§ **TO DO**
For the data that follows, report how many lines contain the word "IAVCEI", and nothing else.

-- Start of DATASET EXTRACT --

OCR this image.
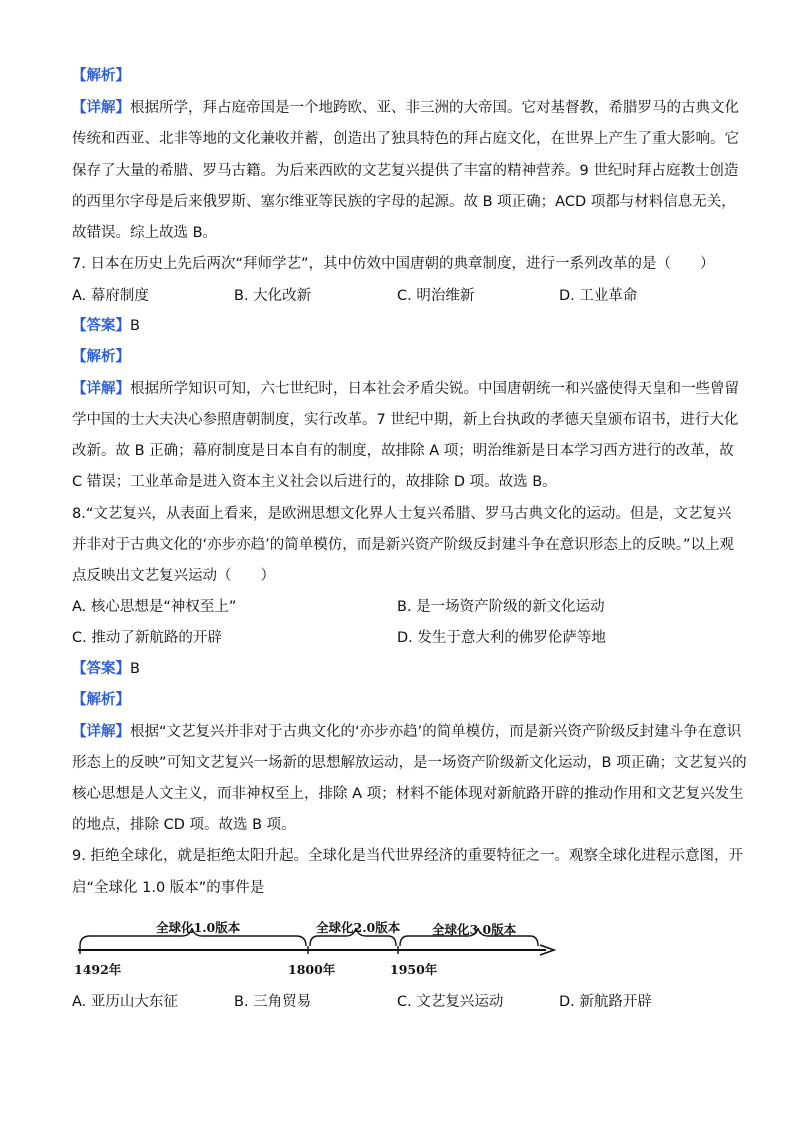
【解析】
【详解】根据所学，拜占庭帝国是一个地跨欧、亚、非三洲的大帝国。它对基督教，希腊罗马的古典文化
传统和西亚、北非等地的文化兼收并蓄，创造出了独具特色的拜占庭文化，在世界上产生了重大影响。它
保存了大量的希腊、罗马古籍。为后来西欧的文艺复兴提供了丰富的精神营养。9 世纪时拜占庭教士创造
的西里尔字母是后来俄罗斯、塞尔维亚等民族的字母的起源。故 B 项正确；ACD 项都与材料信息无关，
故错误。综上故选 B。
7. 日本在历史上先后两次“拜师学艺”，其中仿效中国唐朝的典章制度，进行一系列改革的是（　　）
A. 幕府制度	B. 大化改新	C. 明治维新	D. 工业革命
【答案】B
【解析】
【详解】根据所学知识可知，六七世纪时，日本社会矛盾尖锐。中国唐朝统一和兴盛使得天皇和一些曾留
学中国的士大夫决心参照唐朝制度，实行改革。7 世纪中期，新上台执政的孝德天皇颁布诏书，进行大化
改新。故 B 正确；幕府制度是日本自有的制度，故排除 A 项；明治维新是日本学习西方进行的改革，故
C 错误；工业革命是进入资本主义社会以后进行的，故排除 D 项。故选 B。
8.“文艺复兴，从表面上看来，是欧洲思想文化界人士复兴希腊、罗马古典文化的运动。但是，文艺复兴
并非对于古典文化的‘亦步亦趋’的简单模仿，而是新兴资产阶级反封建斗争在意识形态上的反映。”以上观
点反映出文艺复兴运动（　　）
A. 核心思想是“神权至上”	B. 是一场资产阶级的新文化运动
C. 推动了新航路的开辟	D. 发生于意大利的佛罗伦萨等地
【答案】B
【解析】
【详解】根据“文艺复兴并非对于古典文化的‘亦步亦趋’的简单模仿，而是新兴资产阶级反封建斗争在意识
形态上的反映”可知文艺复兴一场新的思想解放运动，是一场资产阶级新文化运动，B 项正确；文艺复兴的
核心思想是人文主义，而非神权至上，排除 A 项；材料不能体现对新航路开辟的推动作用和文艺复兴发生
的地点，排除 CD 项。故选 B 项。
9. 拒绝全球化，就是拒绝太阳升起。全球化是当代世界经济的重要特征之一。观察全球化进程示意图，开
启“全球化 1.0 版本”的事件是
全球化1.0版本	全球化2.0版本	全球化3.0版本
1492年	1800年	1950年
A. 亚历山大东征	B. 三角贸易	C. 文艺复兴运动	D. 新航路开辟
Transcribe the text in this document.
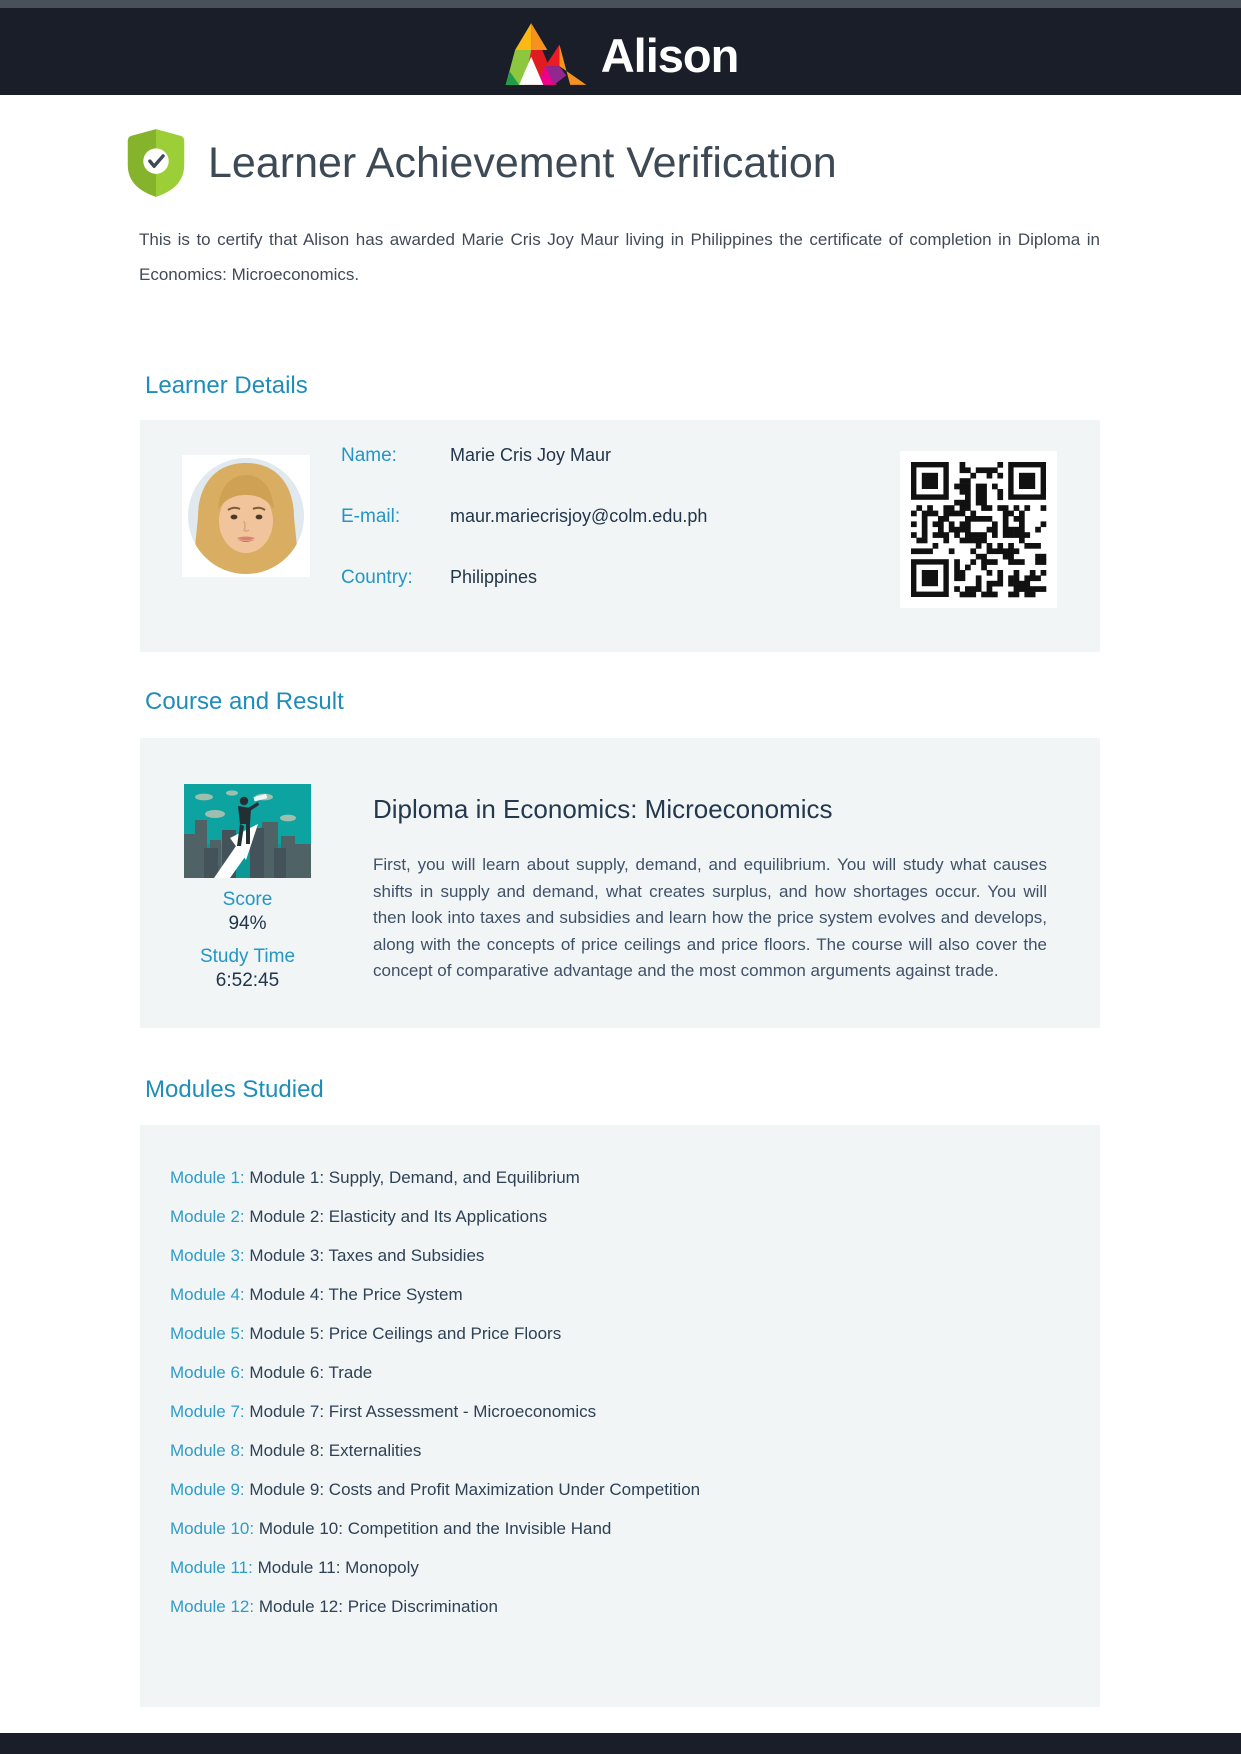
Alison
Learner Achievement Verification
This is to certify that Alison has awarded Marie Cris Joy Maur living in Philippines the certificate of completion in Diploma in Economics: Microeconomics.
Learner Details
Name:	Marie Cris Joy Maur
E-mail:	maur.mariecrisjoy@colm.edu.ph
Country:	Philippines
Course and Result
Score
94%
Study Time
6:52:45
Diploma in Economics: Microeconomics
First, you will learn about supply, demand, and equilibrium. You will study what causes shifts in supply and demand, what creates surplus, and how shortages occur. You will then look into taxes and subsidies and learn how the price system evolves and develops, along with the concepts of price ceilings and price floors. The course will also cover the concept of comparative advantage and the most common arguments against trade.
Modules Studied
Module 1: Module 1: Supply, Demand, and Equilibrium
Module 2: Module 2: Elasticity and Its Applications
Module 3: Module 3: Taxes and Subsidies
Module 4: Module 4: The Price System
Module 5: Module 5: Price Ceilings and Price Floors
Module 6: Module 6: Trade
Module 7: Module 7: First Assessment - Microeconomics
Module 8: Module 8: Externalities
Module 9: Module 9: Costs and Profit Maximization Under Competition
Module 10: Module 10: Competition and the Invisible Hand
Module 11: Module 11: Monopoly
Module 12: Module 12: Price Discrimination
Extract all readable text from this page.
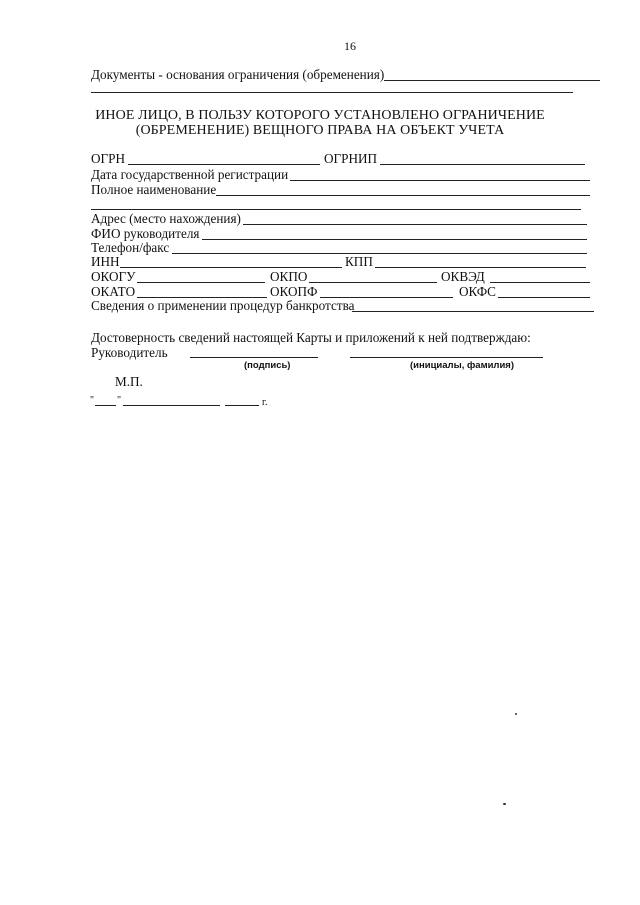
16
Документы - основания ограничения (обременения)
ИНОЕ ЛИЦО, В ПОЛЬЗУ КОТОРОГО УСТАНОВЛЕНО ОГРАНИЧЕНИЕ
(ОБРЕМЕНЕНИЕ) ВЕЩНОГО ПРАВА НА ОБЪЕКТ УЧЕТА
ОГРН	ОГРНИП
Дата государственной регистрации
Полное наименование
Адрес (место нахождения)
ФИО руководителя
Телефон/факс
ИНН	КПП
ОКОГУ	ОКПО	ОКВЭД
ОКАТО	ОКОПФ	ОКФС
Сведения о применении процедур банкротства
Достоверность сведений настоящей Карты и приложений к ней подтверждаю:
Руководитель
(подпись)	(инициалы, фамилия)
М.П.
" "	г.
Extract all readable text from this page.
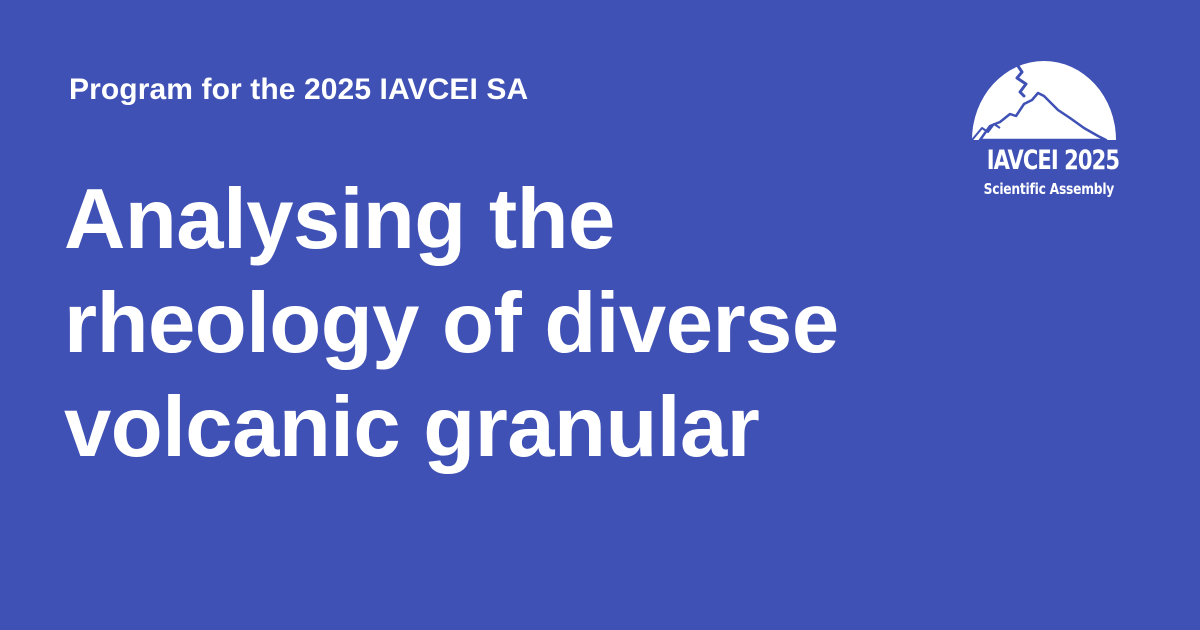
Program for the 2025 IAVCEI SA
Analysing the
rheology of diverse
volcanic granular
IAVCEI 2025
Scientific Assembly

-- End of DATASET EXTRACT --

§ **COMPLETE OUTPUT**
2